* **Task directions**: State only the count of lines in the listing below that hold "herself".
:: Data for this exercise
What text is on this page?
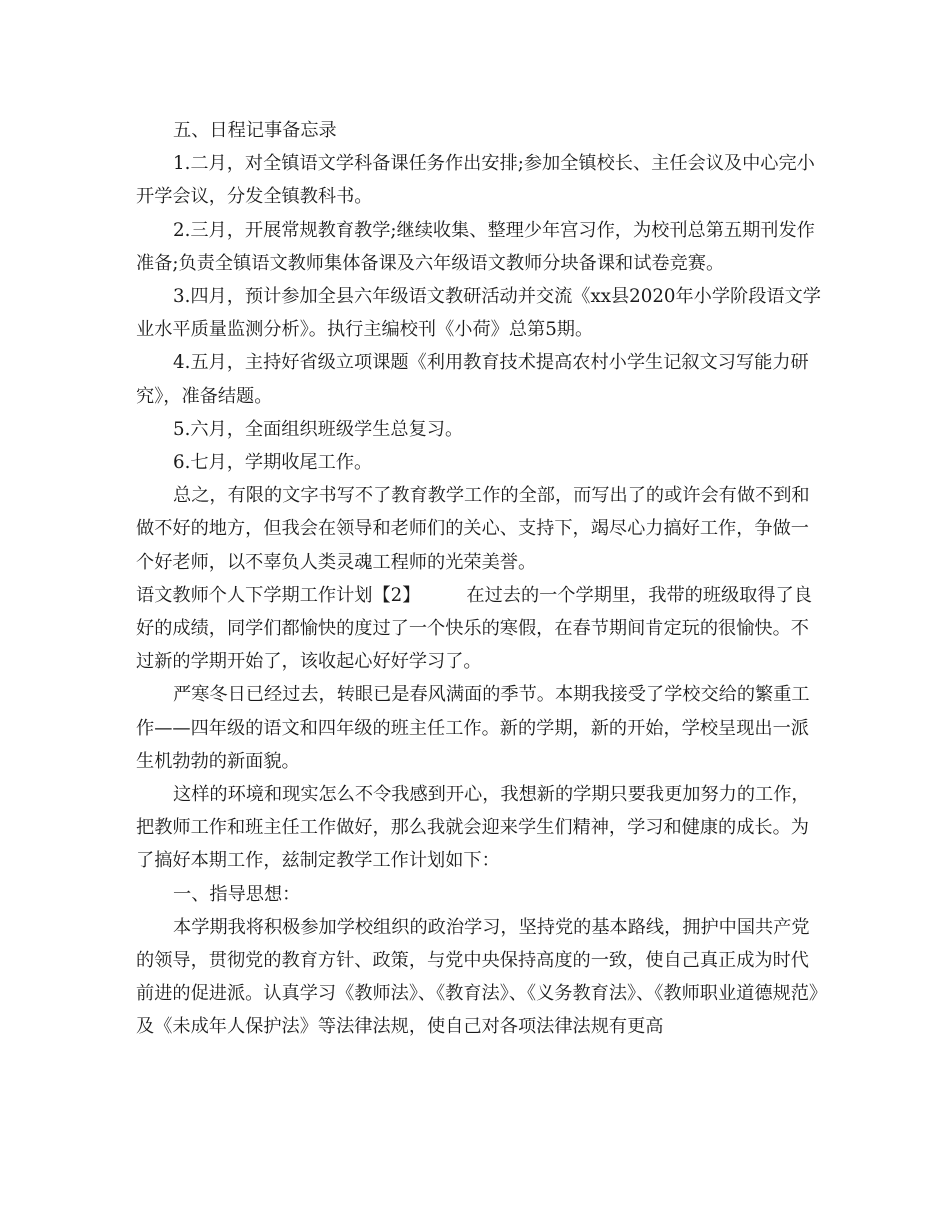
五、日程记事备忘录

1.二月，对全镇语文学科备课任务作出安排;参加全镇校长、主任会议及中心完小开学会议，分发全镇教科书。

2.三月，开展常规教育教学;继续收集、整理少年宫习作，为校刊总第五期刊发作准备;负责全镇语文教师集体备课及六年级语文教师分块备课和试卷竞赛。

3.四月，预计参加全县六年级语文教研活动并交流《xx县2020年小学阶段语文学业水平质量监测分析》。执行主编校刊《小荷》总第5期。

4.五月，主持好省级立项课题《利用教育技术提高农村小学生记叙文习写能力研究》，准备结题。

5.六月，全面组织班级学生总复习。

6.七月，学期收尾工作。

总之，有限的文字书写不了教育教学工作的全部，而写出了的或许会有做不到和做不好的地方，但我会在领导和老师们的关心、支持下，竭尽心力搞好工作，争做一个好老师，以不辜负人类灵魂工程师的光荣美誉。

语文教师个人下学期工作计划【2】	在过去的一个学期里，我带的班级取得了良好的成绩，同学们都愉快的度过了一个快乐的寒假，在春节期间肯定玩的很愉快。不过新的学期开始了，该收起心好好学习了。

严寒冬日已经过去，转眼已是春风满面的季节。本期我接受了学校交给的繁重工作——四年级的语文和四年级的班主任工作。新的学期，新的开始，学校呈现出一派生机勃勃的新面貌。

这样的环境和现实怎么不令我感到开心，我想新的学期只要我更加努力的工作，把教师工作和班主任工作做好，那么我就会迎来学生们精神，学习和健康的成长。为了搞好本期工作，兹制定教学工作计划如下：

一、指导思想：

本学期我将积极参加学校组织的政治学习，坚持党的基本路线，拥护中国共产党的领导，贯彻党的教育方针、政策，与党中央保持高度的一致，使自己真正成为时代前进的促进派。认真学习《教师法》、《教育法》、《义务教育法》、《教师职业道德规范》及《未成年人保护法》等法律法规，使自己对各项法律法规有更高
::::
:: Data for this exercise
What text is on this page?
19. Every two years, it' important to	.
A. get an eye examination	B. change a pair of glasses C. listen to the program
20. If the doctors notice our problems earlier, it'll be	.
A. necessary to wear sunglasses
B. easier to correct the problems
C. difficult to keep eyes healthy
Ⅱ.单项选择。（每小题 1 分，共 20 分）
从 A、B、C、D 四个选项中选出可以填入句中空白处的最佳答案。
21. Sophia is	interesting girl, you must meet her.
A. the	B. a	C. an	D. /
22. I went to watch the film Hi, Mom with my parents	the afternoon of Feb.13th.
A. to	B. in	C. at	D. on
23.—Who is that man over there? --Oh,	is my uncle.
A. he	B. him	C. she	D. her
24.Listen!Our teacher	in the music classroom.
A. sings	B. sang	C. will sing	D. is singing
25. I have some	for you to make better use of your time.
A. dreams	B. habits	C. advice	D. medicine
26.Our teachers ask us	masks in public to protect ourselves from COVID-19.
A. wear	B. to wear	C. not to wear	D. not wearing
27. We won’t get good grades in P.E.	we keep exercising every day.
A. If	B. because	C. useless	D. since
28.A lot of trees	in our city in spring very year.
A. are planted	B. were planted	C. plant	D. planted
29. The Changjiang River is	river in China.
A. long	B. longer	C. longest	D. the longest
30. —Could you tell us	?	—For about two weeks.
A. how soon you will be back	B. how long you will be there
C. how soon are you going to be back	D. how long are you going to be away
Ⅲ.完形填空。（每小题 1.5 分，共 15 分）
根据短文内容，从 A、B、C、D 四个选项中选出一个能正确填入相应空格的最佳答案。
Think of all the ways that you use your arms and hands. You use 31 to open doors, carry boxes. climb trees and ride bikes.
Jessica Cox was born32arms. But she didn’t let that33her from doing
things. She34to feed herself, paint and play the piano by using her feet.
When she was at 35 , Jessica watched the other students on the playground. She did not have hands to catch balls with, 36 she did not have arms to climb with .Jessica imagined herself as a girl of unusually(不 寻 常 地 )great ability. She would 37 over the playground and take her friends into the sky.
::::
* **Exercise output**: 2